Task prompt: Quote the records below in full, exactly as given, with the images taken out.
* BEGIN Provided data *
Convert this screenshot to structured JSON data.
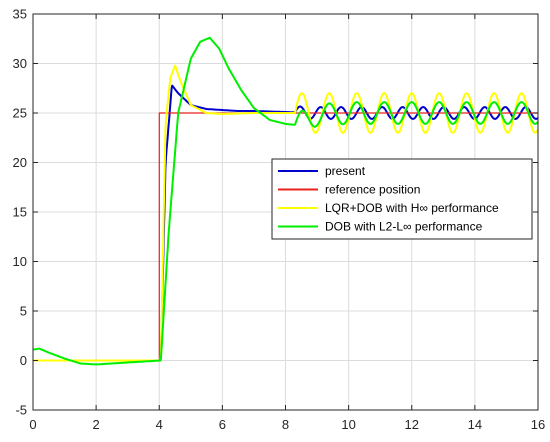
{
  "chart_data": {
    "type": "line",
    "title": "",
    "xlabel": "",
    "ylabel": "",
    "xlim": [
      0,
      16
    ],
    "ylim": [
      -5,
      35
    ],
    "xticks": [
      "0",
      "2",
      "4",
      "6",
      "8",
      "10",
      "12",
      "14",
      "16"
    ],
    "yticks": [
      "-5",
      "0",
      "5",
      "10",
      "15",
      "20",
      "25",
      "30",
      "35"
    ],
    "grid": true,
    "legend_position": "right",
    "series": [
      {
        "name": "present",
        "color": "#0000cc",
        "x": [
          0,
          4.05,
          4.2,
          4.4,
          4.6,
          5.0,
          5.5,
          6.0,
          6.5,
          7.0,
          8.0,
          9.0,
          10.0,
          11.0,
          12.0,
          13.0,
          14.0,
          15.0,
          16.0
        ],
        "y": [
          0,
          0,
          20.0,
          27.8,
          27.0,
          25.8,
          25.4,
          25.3,
          25.2,
          25.2,
          25.1,
          25.0,
          25.0,
          25.0,
          25.0,
          25.0,
          25.0,
          25.0,
          25.0
        ],
        "oscillation_start": 8.3,
        "oscillation_amplitude": 0.6,
        "oscillation_period": 0.65
      },
      {
        "name": "reference position",
        "color": "#e8231c",
        "x": [
          0,
          4,
          4,
          16
        ],
        "y": [
          0,
          0,
          25,
          25
        ]
      },
      {
        "name": "LQR+DOB with H∞ performance",
        "color": "#ffff00",
        "x": [
          0,
          4.05,
          4.2,
          4.35,
          4.5,
          4.7,
          5.0,
          5.5,
          6.0,
          7.0,
          8.0,
          9.0,
          10.0,
          11.0,
          12.0,
          13.0,
          14.0,
          15.0,
          16.0
        ],
        "y": [
          0,
          0,
          24.0,
          28.5,
          29.8,
          28.0,
          25.8,
          25.0,
          24.9,
          25.0,
          25.0,
          25.0,
          25.0,
          25.0,
          25.0,
          25.0,
          25.0,
          25.0,
          25.0
        ],
        "oscillation_start": 8.3,
        "oscillation_amplitude": 2.0,
        "oscillation_period": 0.87
      },
      {
        "name": "DOB with L2-L∞ performance",
        "color": "#00ee00",
        "x": [
          0,
          0.2,
          0.5,
          1.0,
          1.5,
          2.0,
          3.0,
          4.05,
          4.3,
          4.6,
          5.0,
          5.3,
          5.6,
          5.9,
          6.2,
          6.6,
          7.0,
          7.5,
          8.0,
          8.3,
          9.0,
          10.0,
          11.0,
          12.0,
          13.0,
          14.0,
          15.0,
          16.0
        ],
        "y": [
          1.1,
          1.2,
          0.8,
          0.2,
          -0.3,
          -0.4,
          -0.2,
          0,
          13.0,
          25.0,
          30.5,
          32.2,
          32.6,
          31.5,
          29.5,
          27.3,
          25.5,
          24.3,
          23.9,
          23.8,
          24.8,
          25.0,
          25.0,
          25.0,
          25.0,
          25.0,
          25.0,
          25.0
        ],
        "oscillation_start": 8.3,
        "oscillation_amplitude": 1.1,
        "oscillation_period": 0.87
      }
    ]
  }
}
* END Provided data *
Exercise output:
Convert this screenshot to structured JSON data.
{
  "chart_data": {
    "type": "line",
    "title": "",
    "xlabel": "",
    "ylabel": "",
    "xlim": [
      0,
      16
    ],
    "ylim": [
      -5,
      35
    ],
    "xticks": [
      "0",
      "2",
      "4",
      "6",
      "8",
      "10",
      "12",
      "14",
      "16"
    ],
    "yticks": [
      "-5",
      "0",
      "5",
      "10",
      "15",
      "20",
      "25",
      "30",
      "35"
    ],
    "grid": true,
    "legend_position": "right",
    "series": [
      {
        "name": "present",
        "color": "#0000cc",
        "x": [
          0,
          4.05,
          4.2,
          4.4,
          4.6,
          5.0,
          5.5,
          6.0,
          6.5,
          7.0,
          8.0,
          9.0,
          10.0,
          11.0,
          12.0,
          13.0,
          14.0,
          15.0,
          16.0
        ],
        "y": [
          0,
          0,
          20.0,
          27.8,
          27.0,
          25.8,
          25.4,
          25.3,
          25.2,
          25.2,
          25.1,
          25.0,
          25.0,
          25.0,
          25.0,
          25.0,
          25.0,
          25.0,
          25.0
        ],
        "oscillation_start": 8.3,
        "oscillation_amplitude": 0.6,
        "oscillation_period": 0.65
      },
      {
        "name": "reference position",
        "color": "#e8231c",
        "x": [
          0,
          4,
          4,
          16
        ],
        "y": [
          0,
          0,
          25,
          25
        ]
      },
      {
        "name": "LQR+DOB with H∞ performance",
        "color": "#ffff00",
        "x": [
          0,
          4.05,
          4.2,
          4.35,
          4.5,
          4.7,
          5.0,
          5.5,
          6.0,
          7.0,
          8.0,
          9.0,
          10.0,
          11.0,
          12.0,
          13.0,
          14.0,
          15.0,
          16.0
        ],
        "y": [
          0,
          0,
          24.0,
          28.5,
          29.8,
          28.0,
          25.8,
          25.0,
          24.9,
          25.0,
          25.0,
          25.0,
          25.0,
          25.0,
          25.0,
          25.0,
          25.0,
          25.0,
          25.0
        ],
        "oscillation_start": 8.3,
        "oscillation_amplitude": 2.0,
        "oscillation_period": 0.87
      },
      {
        "name": "DOB with L2-L∞ performance",
        "color": "#00ee00",
        "x": [
          0,
          0.2,
          0.5,
          1.0,
          1.5,
          2.0,
          3.0,
          4.05,
          4.3,
          4.6,
          5.0,
          5.3,
          5.6,
          5.9,
          6.2,
          6.6,
          7.0,
          7.5,
          8.0,
          8.3,
          9.0,
          10.0,
          11.0,
          12.0,
          13.0,
          14.0,
          15.0,
          16.0
        ],
        "y": [
          1.1,
          1.2,
          0.8,
          0.2,
          -0.3,
          -0.4,
          -0.2,
          0,
          13.0,
          25.0,
          30.5,
          32.2,
          32.6,
          31.5,
          29.5,
          27.3,
          25.5,
          24.3,
          23.9,
          23.8,
          24.8,
          25.0,
          25.0,
          25.0,
          25.0,
          25.0,
          25.0,
          25.0
        ],
        "oscillation_start": 8.3,
        "oscillation_amplitude": 1.1,
        "oscillation_period": 0.87
      }
    ]
  }
}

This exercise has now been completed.